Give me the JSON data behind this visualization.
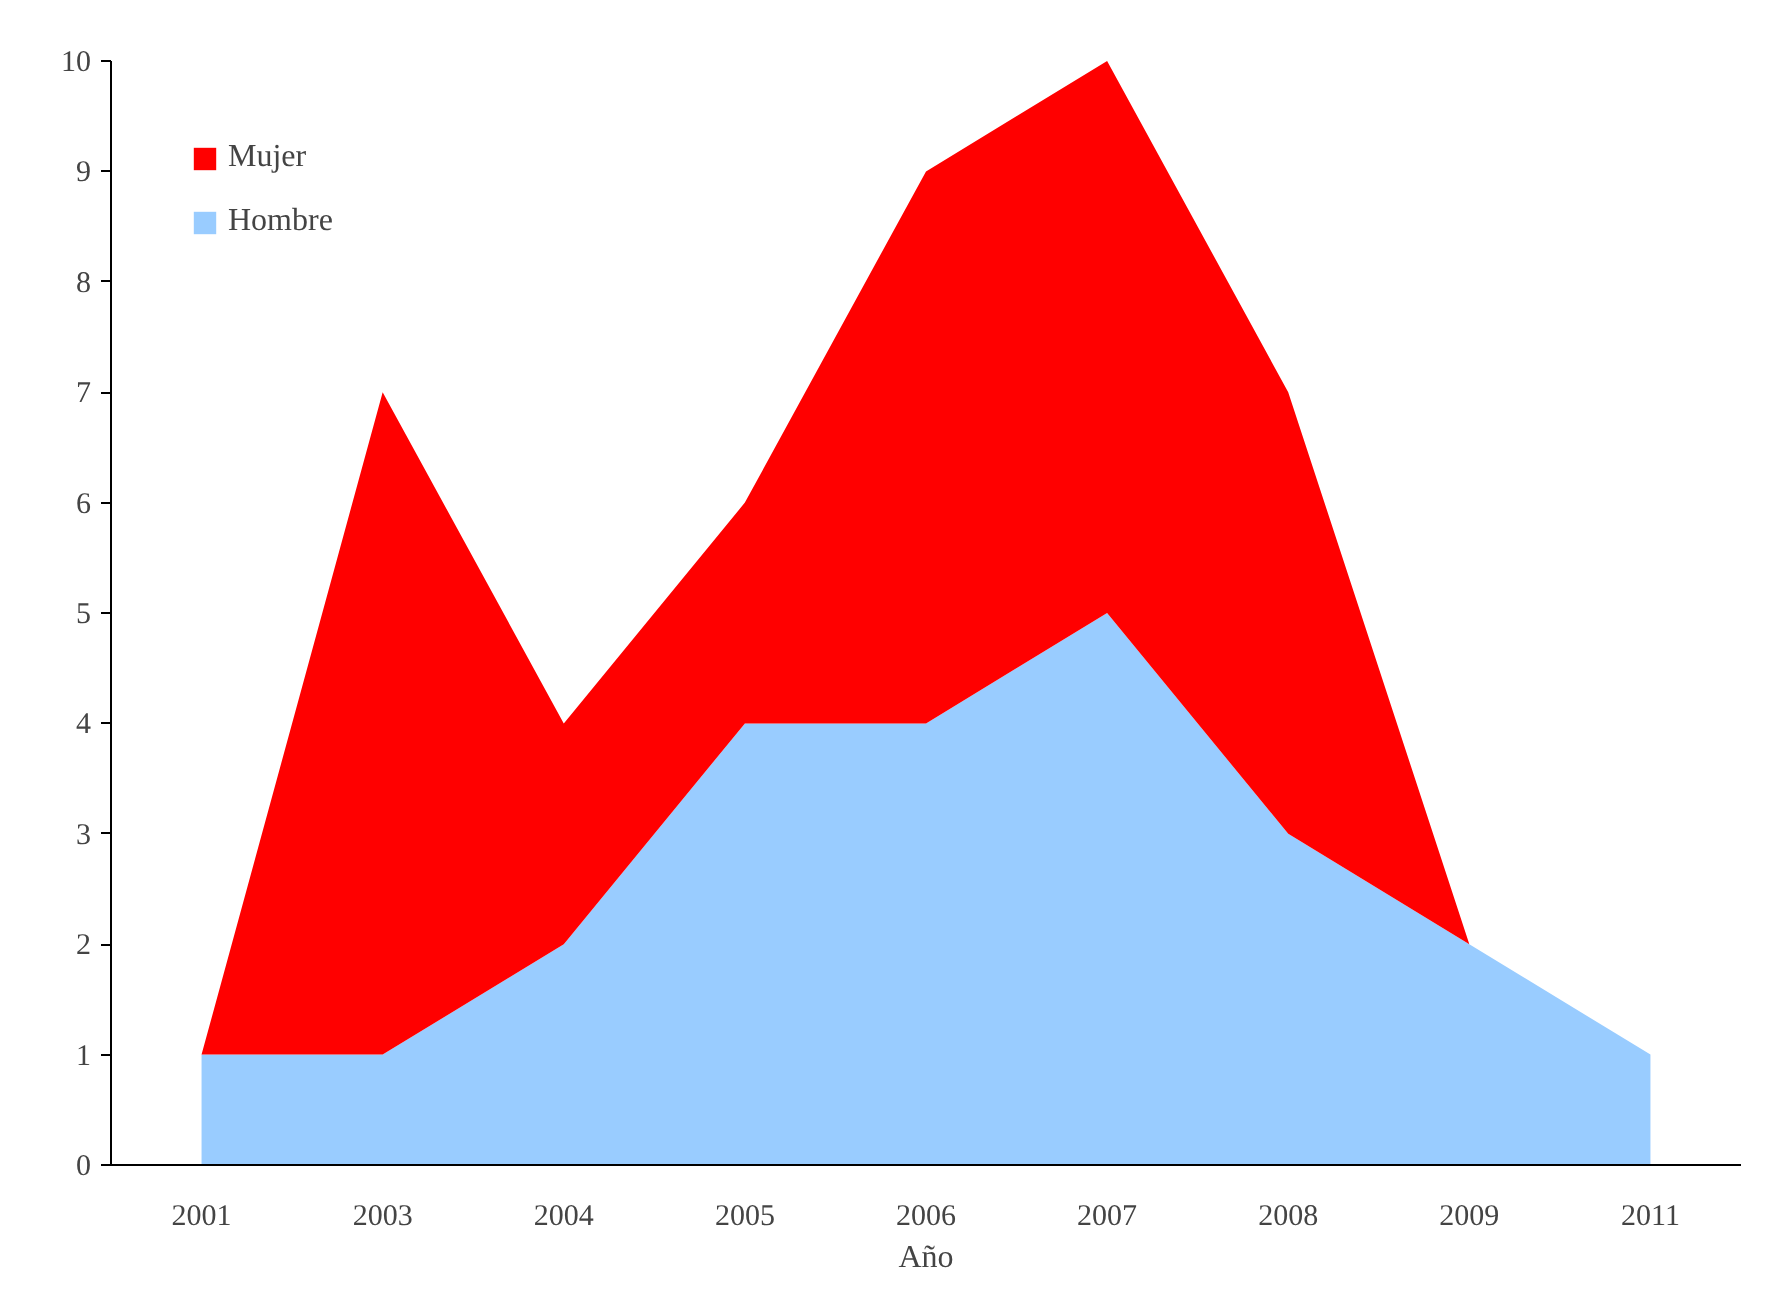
{
  "chart_data": {
    "type": "area",
    "stacked": true,
    "xlabel": "Año",
    "categories": [
      "2001",
      "2003",
      "2004",
      "2005",
      "2006",
      "2007",
      "2008",
      "2009",
      "2011"
    ],
    "series": [
      {
        "name": "Hombre",
        "color": "#99ccff",
        "values": [
          1,
          1,
          2,
          4,
          4,
          5,
          3,
          2,
          1
        ]
      },
      {
        "name": "Mujer",
        "color": "#ff0000",
        "values": [
          0,
          6,
          2,
          2,
          5,
          5,
          4,
          0,
          0
        ]
      }
    ],
    "ylim": [
      0,
      10
    ],
    "yticks": [
      0,
      1,
      2,
      3,
      4,
      5,
      6,
      7,
      8,
      9,
      10
    ],
    "grid": false,
    "legend": "top left"
  }
}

* * *

| Problem to solve |
Repeat each entry precisely as it appears. Leave the pictures out.

| Output below |
Give me the JSON data behind this visualization.
{
  "chart_data": {
    "type": "area",
    "stacked": true,
    "xlabel": "Año",
    "categories": [
      "2001",
      "2003",
      "2004",
      "2005",
      "2006",
      "2007",
      "2008",
      "2009",
      "2011"
    ],
    "series": [
      {
        "name": "Hombre",
        "color": "#99ccff",
        "values": [
          1,
          1,
          2,
          4,
          4,
          5,
          3,
          2,
          1
        ]
      },
      {
        "name": "Mujer",
        "color": "#ff0000",
        "values": [
          0,
          6,
          2,
          2,
          5,
          5,
          4,
          0,
          0
        ]
      }
    ],
    "ylim": [
      0,
      10
    ],
    "yticks": [
      0,
      1,
      2,
      3,
      4,
      5,
      6,
      7,
      8,
      9,
      10
    ],
    "grid": false,
    "legend": "top left"
  }
}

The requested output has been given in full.